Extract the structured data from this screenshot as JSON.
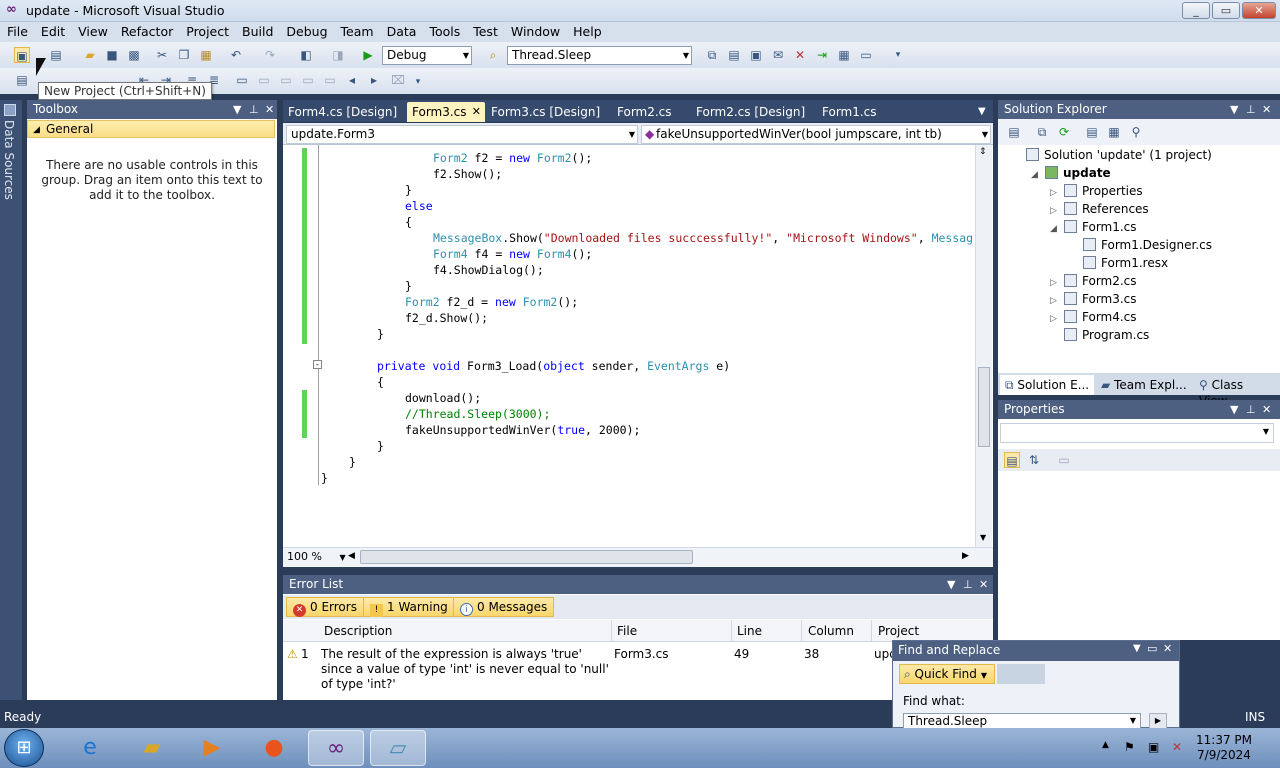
{
  "window": {
    "title": "update - Microsoft Visual Studio",
    "minimize_label": "_",
    "restore_label": "▭",
    "close_label": "✕"
  },
  "menu": [
    "File",
    "Edit",
    "View",
    "Refactor",
    "Project",
    "Build",
    "Debug",
    "Team",
    "Data",
    "Tools",
    "Test",
    "Window",
    "Help"
  ],
  "toolbar": {
    "config_value": "Debug",
    "find_value": "Thread.Sleep"
  },
  "tooltip": "New Project (Ctrl+Shift+N)",
  "data_sources_label": "Data Sources",
  "toolbox": {
    "title": "Toolbox",
    "group": "General",
    "empty_message": "There are no usable controls in this group. Drag an item onto this text to add it to the toolbox."
  },
  "tabs": [
    "Form4.cs [Design]",
    "Form3.cs",
    "Form3.cs [Design]",
    "Form2.cs",
    "Form2.cs [Design]",
    "Form1.cs"
  ],
  "nav": {
    "class_value": "update.Form3",
    "member_value": "fakeUnsupportedWinVer(bool jumpscare, int tb)"
  },
  "code_lines": [
    {
      "indent": 4,
      "tokens": [
        {
          "t": "Form2",
          "c": "ty"
        },
        {
          "t": " f2 = "
        },
        {
          "t": "new",
          "c": "kw"
        },
        {
          "t": " "
        },
        {
          "t": "Form2",
          "c": "ty"
        },
        {
          "t": "();"
        }
      ]
    },
    {
      "indent": 4,
      "tokens": [
        {
          "t": "f2.Show();"
        }
      ]
    },
    {
      "indent": 3,
      "tokens": [
        {
          "t": "}"
        }
      ]
    },
    {
      "indent": 3,
      "tokens": [
        {
          "t": "else",
          "c": "kw"
        }
      ]
    },
    {
      "indent": 3,
      "tokens": [
        {
          "t": "{"
        }
      ]
    },
    {
      "indent": 4,
      "tokens": [
        {
          "t": "MessageBox",
          "c": "ty"
        },
        {
          "t": ".Show("
        },
        {
          "t": "\"Downloaded files succcessfully!\"",
          "c": "st"
        },
        {
          "t": ", "
        },
        {
          "t": "\"Microsoft Windows\"",
          "c": "st"
        },
        {
          "t": ", "
        },
        {
          "t": "Messag",
          "c": "ty"
        }
      ]
    },
    {
      "indent": 4,
      "tokens": [
        {
          "t": "Form4",
          "c": "ty"
        },
        {
          "t": " f4 = "
        },
        {
          "t": "new",
          "c": "kw"
        },
        {
          "t": " "
        },
        {
          "t": "Form4",
          "c": "ty"
        },
        {
          "t": "();"
        }
      ]
    },
    {
      "indent": 4,
      "tokens": [
        {
          "t": "f4.ShowDialog();"
        }
      ]
    },
    {
      "indent": 3,
      "tokens": [
        {
          "t": "}"
        }
      ]
    },
    {
      "indent": 3,
      "tokens": [
        {
          "t": "Form2",
          "c": "ty"
        },
        {
          "t": " f2_d = "
        },
        {
          "t": "new",
          "c": "kw"
        },
        {
          "t": " "
        },
        {
          "t": "Form2",
          "c": "ty"
        },
        {
          "t": "();"
        }
      ]
    },
    {
      "indent": 3,
      "tokens": [
        {
          "t": "f2_d.Show();"
        }
      ]
    },
    {
      "indent": 2,
      "tokens": [
        {
          "t": "}"
        }
      ]
    },
    {
      "indent": 0,
      "tokens": []
    },
    {
      "indent": 2,
      "tokens": [
        {
          "t": "private",
          "c": "kw"
        },
        {
          "t": " "
        },
        {
          "t": "void",
          "c": "kw"
        },
        {
          "t": " Form3_Load("
        },
        {
          "t": "object",
          "c": "kw"
        },
        {
          "t": " sender, "
        },
        {
          "t": "EventArgs",
          "c": "ty"
        },
        {
          "t": " e)"
        }
      ]
    },
    {
      "indent": 2,
      "tokens": [
        {
          "t": "{"
        }
      ]
    },
    {
      "indent": 3,
      "tokens": [
        {
          "t": "download();"
        }
      ]
    },
    {
      "indent": 3,
      "tokens": [
        {
          "t": "//Thread.Sleep(3000);",
          "c": "cm"
        }
      ]
    },
    {
      "indent": 3,
      "tokens": [
        {
          "t": "fakeUnsupportedWinVer("
        },
        {
          "t": "true",
          "c": "kw"
        },
        {
          "t": ", 2000);"
        }
      ]
    },
    {
      "indent": 2,
      "tokens": [
        {
          "t": "}"
        }
      ]
    },
    {
      "indent": 1,
      "tokens": [
        {
          "t": "}"
        }
      ]
    },
    {
      "indent": 0,
      "tokens": [
        {
          "t": "}"
        }
      ]
    }
  ],
  "zoom_level": "100 %",
  "error_list": {
    "title": "Error List",
    "errors_btn": "0 Errors",
    "warnings_btn": "1 Warning",
    "messages_btn": "0 Messages",
    "columns": [
      "Description",
      "File",
      "Line",
      "Column",
      "Project"
    ],
    "rows": [
      {
        "num": "1",
        "description": "The result of the expression is always 'true' since a value of type 'int' is never equal to 'null' of type 'int?'",
        "file": "Form3.cs",
        "line": "49",
        "column": "38",
        "project": "upd"
      }
    ]
  },
  "solution_explorer": {
    "title": "Solution Explorer",
    "items": [
      {
        "label": "Solution 'update' (1 project)",
        "level": 0,
        "expander": ""
      },
      {
        "label": "update",
        "level": 1,
        "expander": "◢",
        "bold": true
      },
      {
        "label": "Properties",
        "level": 2,
        "expander": "▷"
      },
      {
        "label": "References",
        "level": 2,
        "expander": "▷"
      },
      {
        "label": "Form1.cs",
        "level": 2,
        "expander": "◢"
      },
      {
        "label": "Form1.Designer.cs",
        "level": 3,
        "expander": ""
      },
      {
        "label": "Form1.resx",
        "level": 3,
        "expander": ""
      },
      {
        "label": "Form2.cs",
        "level": 2,
        "expander": "▷"
      },
      {
        "label": "Form3.cs",
        "level": 2,
        "expander": "▷"
      },
      {
        "label": "Form4.cs",
        "level": 2,
        "expander": "▷"
      },
      {
        "label": "Program.cs",
        "level": 2,
        "expander": ""
      }
    ],
    "bottom_tabs": [
      "Solution E...",
      "Team Expl...",
      "Class View"
    ]
  },
  "properties": {
    "title": "Properties"
  },
  "find_replace": {
    "title": "Find and Replace",
    "mode": "Quick Find",
    "find_what_label": "Find what:",
    "find_what_value": "Thread.Sleep"
  },
  "status": {
    "left": "Ready",
    "right": "INS"
  },
  "taskbar": {
    "time": "11:37 PM",
    "date": "7/9/2024"
  },
  "colors": {
    "accent": "#4d6082",
    "active_tab": "#fdf4bf",
    "statusbar": "#2b3c59"
  }
}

################

* CHALLENGE *
Pick out and copy the lines of the material that include the word "fakeUnsupportedWinVer".

* CORRECT ANSWER *
    "member_value": "fakeUnsupportedWinVer(bool jumpscare, int tb)"
          "t": "fakeUnsupportedWinVer("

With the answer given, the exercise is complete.